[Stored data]

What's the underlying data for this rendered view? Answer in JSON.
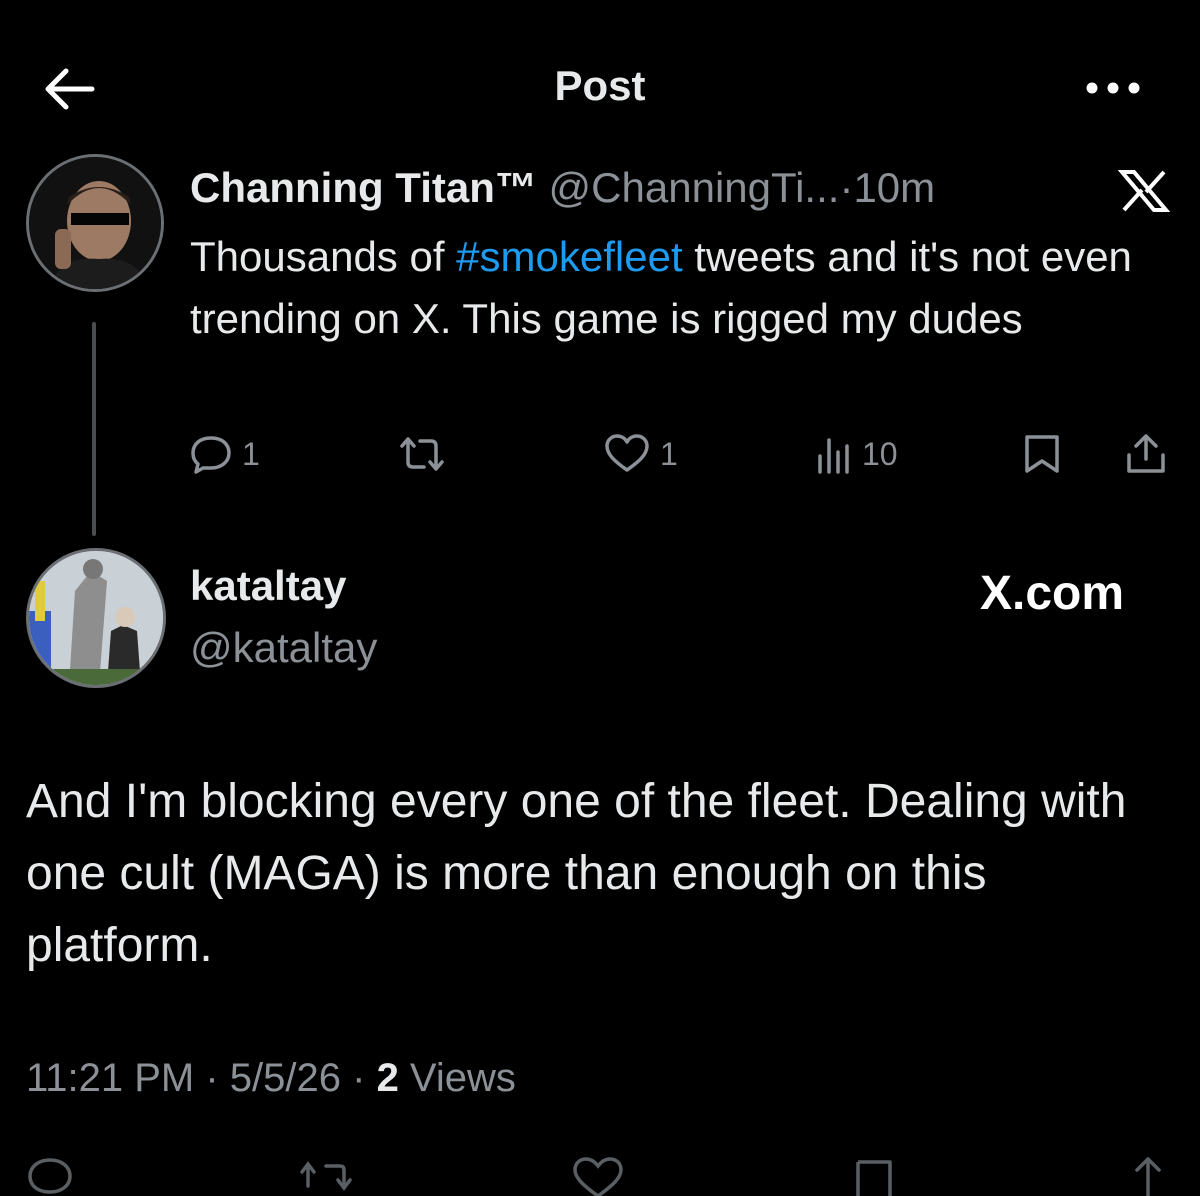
{
  "header": {
    "title": "Post",
    "back_icon": "arrow-left-icon",
    "more_icon": "more-horizontal-icon"
  },
  "post1": {
    "display_name": "Channing Titan™",
    "handle": "@ChanningTi...",
    "separator": "·",
    "time": "10m",
    "text_before": "Thousands of ",
    "hashtag": "#smokefleet",
    "text_after": " tweets and it's not even trending on X. This game is rigged my dudes",
    "actions": {
      "replies": "1",
      "likes": "1",
      "views": "10"
    }
  },
  "post2": {
    "display_name": "kataltay",
    "handle": "@kataltay",
    "watermark": "X.com",
    "text": "And I'm blocking every one of the fleet. Dealing with one cult (MAGA) is more than enough on this platform.",
    "time": "11:21 PM",
    "separator1": " · ",
    "date": "5/5/26",
    "separator2": " · ",
    "views_count": "2",
    "views_label": " Views"
  },
  "colors": {
    "background": "#000000",
    "text": "#e7e9ea",
    "muted": "#8b9197",
    "link": "#1d9bf0"
  }
}
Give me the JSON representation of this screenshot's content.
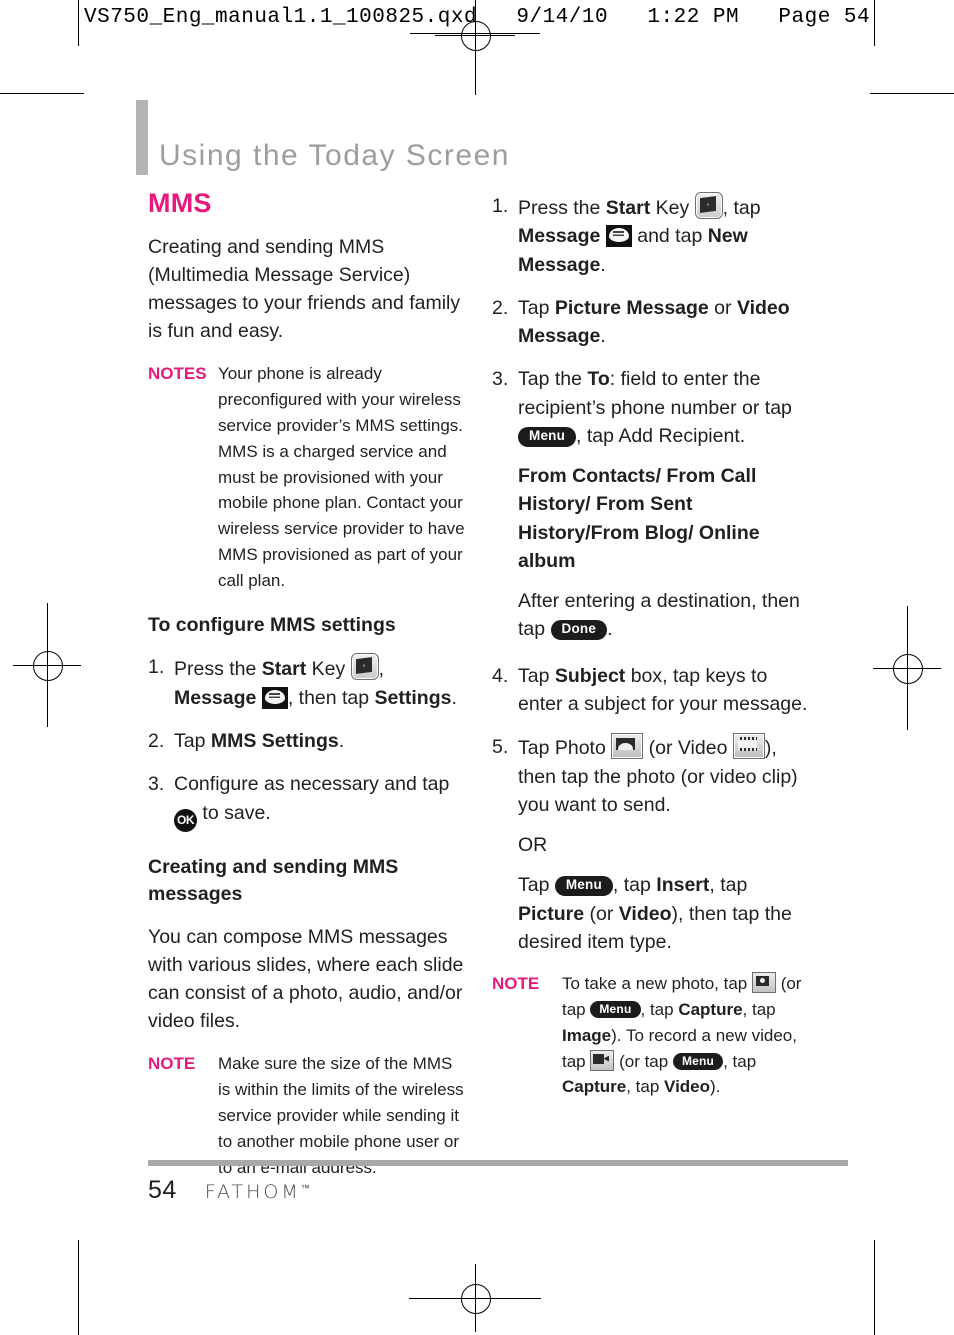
{
  "print": {
    "slug": "VS750_Eng_manual1.1_100825.qxd   9/14/10   1:22 PM   Page 54"
  },
  "chapter": {
    "title": "Using the Today Screen"
  },
  "left_column": {
    "section_title": "MMS",
    "intro": "Creating and sending MMS (Multimedia Message Service) messages to your friends and family is fun and easy.",
    "notes_block": {
      "label": "NOTES",
      "text": "Your phone is already preconfigured with your wireless service provider’s MMS settings. MMS is a charged service and must be provisioned with your mobile phone plan. Contact your wireless service provider to have MMS provisioned as part of your call plan."
    },
    "subhead_configure": "To configure MMS settings",
    "steps": [
      {
        "num": "1.",
        "part1": "Press the ",
        "bold1": "Start",
        "part2": " Key ",
        "icon1": "start-key-icon",
        "part3": ", ",
        "bold2": "Message",
        "part4": " ",
        "icon2": "message-icon",
        "part5": ", then tap ",
        "bold3": "Settings",
        "part6": "."
      },
      {
        "num": "2.",
        "part1": "Tap ",
        "bold1": "MMS Settings",
        "part2": "."
      },
      {
        "num": "3.",
        "part1": "Configure as necessary and tap ",
        "icon1": "ok-icon",
        "part2": " to save."
      }
    ],
    "subhead_creating": "Creating and sending MMS messages",
    "compose_text": "You can compose MMS messages with various slides, where each slide can consist of a photo, audio, and/or video files.",
    "note_block": {
      "label": "NOTE",
      "text": "Make sure the size of the MMS is within the limits of the wireless service provider while sending it to another mobile phone user or to an e-mail address."
    }
  },
  "right_column": {
    "steps": [
      {
        "num": "1.",
        "part1": "Press the ",
        "bold1": "Start",
        "part2": " Key ",
        "icon1": "start-key-icon",
        "part3": ", tap ",
        "bold2": "Message",
        "part4": " ",
        "icon2": "message-icon",
        "part5": " and tap ",
        "bold3": "New Message",
        "part6": "."
      },
      {
        "num": "2.",
        "part1": "Tap ",
        "bold1": "Picture Message",
        "part2": " or ",
        "bold2": "Video Message",
        "part3": "."
      },
      {
        "num": "3.",
        "part1": "Tap the ",
        "bold1": "To",
        "part2": ": field to enter the recipient’s phone number or tap ",
        "pill1": "Menu",
        "part3": ", tap Add Recipient.",
        "bold_block": "From Contacts/ From Call History/ From Sent History/From Blog/ Online album",
        "after1": "After entering a destination, then tap ",
        "pill2": "Done",
        "after2": "."
      },
      {
        "num": "4.",
        "part1": "Tap ",
        "bold1": "Subject",
        "part2": " box, tap keys to enter a subject for your message."
      },
      {
        "num": "5.",
        "part1": "Tap Photo ",
        "icon1": "photo-icon",
        "part2": " (or Video ",
        "icon2": "video-icon",
        "part3": "), then tap the photo (or video clip) you want to send.",
        "or_text": "OR",
        "alt1": "Tap ",
        "pill1": "Menu",
        "alt2": ", tap ",
        "bold2": "Insert",
        "alt3": ", tap ",
        "bold3": "Picture",
        "alt4": " (or ",
        "bold4": "Video",
        "alt5": "), then tap the desired item type."
      }
    ],
    "note_block": {
      "label": "NOTE",
      "t1": "To take a new photo, tap ",
      "icon1": "camera-icon",
      "t2": " (or tap ",
      "pill1": "Menu",
      "t3": ", tap ",
      "b1": "Capture",
      "t4": ", tap ",
      "b2": "Image",
      "t5": "). To record a new video, tap ",
      "icon2": "camcorder-icon",
      "t6": " (or tap ",
      "pill2": "Menu",
      "t7": ", tap ",
      "b3": "Capture",
      "t8": ", tap ",
      "b4": "Video",
      "t9": ")."
    }
  },
  "footer": {
    "page_number": "54",
    "brand": "FATHOM",
    "brand_tm": "™"
  },
  "colors": {
    "accent_pink": "#e6197f",
    "chapter_gray": "#9d9d9d",
    "rule_gray": "#a9a9a9",
    "text": "#231f20"
  }
}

DIRECTION
Restate each entry word for word, please, but drop any images it holds.

RESULT
What's the underlying data for this rendered view? Answer in JSON.
{
  "header": {
    "title": "Post",
    "back_icon": "arrow-left-icon",
    "more_icon": "more-horizontal-icon"
  },
  "post1": {
    "display_name": "Channing Titan™",
    "handle": "@ChanningTi...",
    "separator": "·",
    "time": "10m",
    "text_before": "Thousands of ",
    "hashtag": "#smokefleet",
    "text_after": " tweets and it's not even trending on X. This game is rigged my dudes",
    "actions": {
      "replies": "1",
      "likes": "1",
      "views": "10"
    }
  },
  "post2": {
    "display_name": "kataltay",
    "handle": "@kataltay",
    "watermark": "X.com",
    "text": "And I'm blocking every one of the fleet. Dealing with one cult (MAGA) is more than enough on this platform.",
    "time": "11:21 PM",
    "separator1": " · ",
    "date": "5/5/26",
    "separator2": " · ",
    "views_count": "2",
    "views_label": " Views"
  },
  "colors": {
    "background": "#000000",
    "text": "#e7e9ea",
    "muted": "#8b9197",
    "link": "#1d9bf0"
  }
}
Give me the JSON representation of this screenshot's content.
{
  "print": {
    "slug": "VS750_Eng_manual1.1_100825.qxd   9/14/10   1:22 PM   Page 54"
  },
  "chapter": {
    "title": "Using the Today Screen"
  },
  "left_column": {
    "section_title": "MMS",
    "intro": "Creating and sending MMS (Multimedia Message Service) messages to your friends and family is fun and easy.",
    "notes_block": {
      "label": "NOTES",
      "text": "Your phone is already preconfigured with your wireless service provider’s MMS settings. MMS is a charged service and must be provisioned with your mobile phone plan. Contact your wireless service provider to have MMS provisioned as part of your call plan."
    },
    "subhead_configure": "To configure MMS settings",
    "steps": [
      {
        "num": "1.",
        "part1": "Press the ",
        "bold1": "Start",
        "part2": " Key ",
        "icon1": "start-key-icon",
        "part3": ", ",
        "bold2": "Message",
        "part4": " ",
        "icon2": "message-icon",
        "part5": ", then tap ",
        "bold3": "Settings",
        "part6": "."
      },
      {
        "num": "2.",
        "part1": "Tap ",
        "bold1": "MMS Settings",
        "part2": "."
      },
      {
        "num": "3.",
        "part1": "Configure as necessary and tap ",
        "icon1": "ok-icon",
        "part2": " to save."
      }
    ],
    "subhead_creating": "Creating and sending MMS messages",
    "compose_text": "You can compose MMS messages with various slides, where each slide can consist of a photo, audio, and/or video files.",
    "note_block": {
      "label": "NOTE",
      "text": "Make sure the size of the MMS is within the limits of the wireless service provider while sending it to another mobile phone user or to an e-mail address."
    }
  },
  "right_column": {
    "steps": [
      {
        "num": "1.",
        "part1": "Press the ",
        "bold1": "Start",
        "part2": " Key ",
        "icon1": "start-key-icon",
        "part3": ", tap ",
        "bold2": "Message",
        "part4": " ",
        "icon2": "message-icon",
        "part5": " and tap ",
        "bold3": "New Message",
        "part6": "."
      },
      {
        "num": "2.",
        "part1": "Tap ",
        "bold1": "Picture Message",
        "part2": " or ",
        "bold2": "Video Message",
        "part3": "."
      },
      {
        "num": "3.",
        "part1": "Tap the ",
        "bold1": "To",
        "part2": ": field to enter the recipient’s phone number or tap ",
        "pill1": "Menu",
        "part3": ", tap Add Recipient.",
        "bold_block": "From Contacts/ From Call History/ From Sent History/From Blog/ Online album",
        "after1": "After entering a destination, then tap ",
        "pill2": "Done",
        "after2": "."
      },
      {
        "num": "4.",
        "part1": "Tap ",
        "bold1": "Subject",
        "part2": " box, tap keys to enter a subject for your message."
      },
      {
        "num": "5.",
        "part1": "Tap Photo ",
        "icon1": "photo-icon",
        "part2": " (or Video ",
        "icon2": "video-icon",
        "part3": "), then tap the photo (or video clip) you want to send.",
        "or_text": "OR",
        "alt1": "Tap ",
        "pill1": "Menu",
        "alt2": ", tap ",
        "bold2": "Insert",
        "alt3": ", tap ",
        "bold3": "Picture",
        "alt4": " (or ",
        "bold4": "Video",
        "alt5": "), then tap the desired item type."
      }
    ],
    "note_block": {
      "label": "NOTE",
      "t1": "To take a new photo, tap ",
      "icon1": "camera-icon",
      "t2": " (or tap ",
      "pill1": "Menu",
      "t3": ", tap ",
      "b1": "Capture",
      "t4": ", tap ",
      "b2": "Image",
      "t5": "). To record a new video, tap ",
      "icon2": "camcorder-icon",
      "t6": " (or tap ",
      "pill2": "Menu",
      "t7": ", tap ",
      "b3": "Capture",
      "t8": ", tap ",
      "b4": "Video",
      "t9": ")."
    }
  },
  "footer": {
    "page_number": "54",
    "brand": "FATHOM",
    "brand_tm": "™"
  },
  "colors": {
    "accent_pink": "#e6197f",
    "chapter_gray": "#9d9d9d",
    "rule_gray": "#a9a9a9",
    "text": "#231f20"
  }
}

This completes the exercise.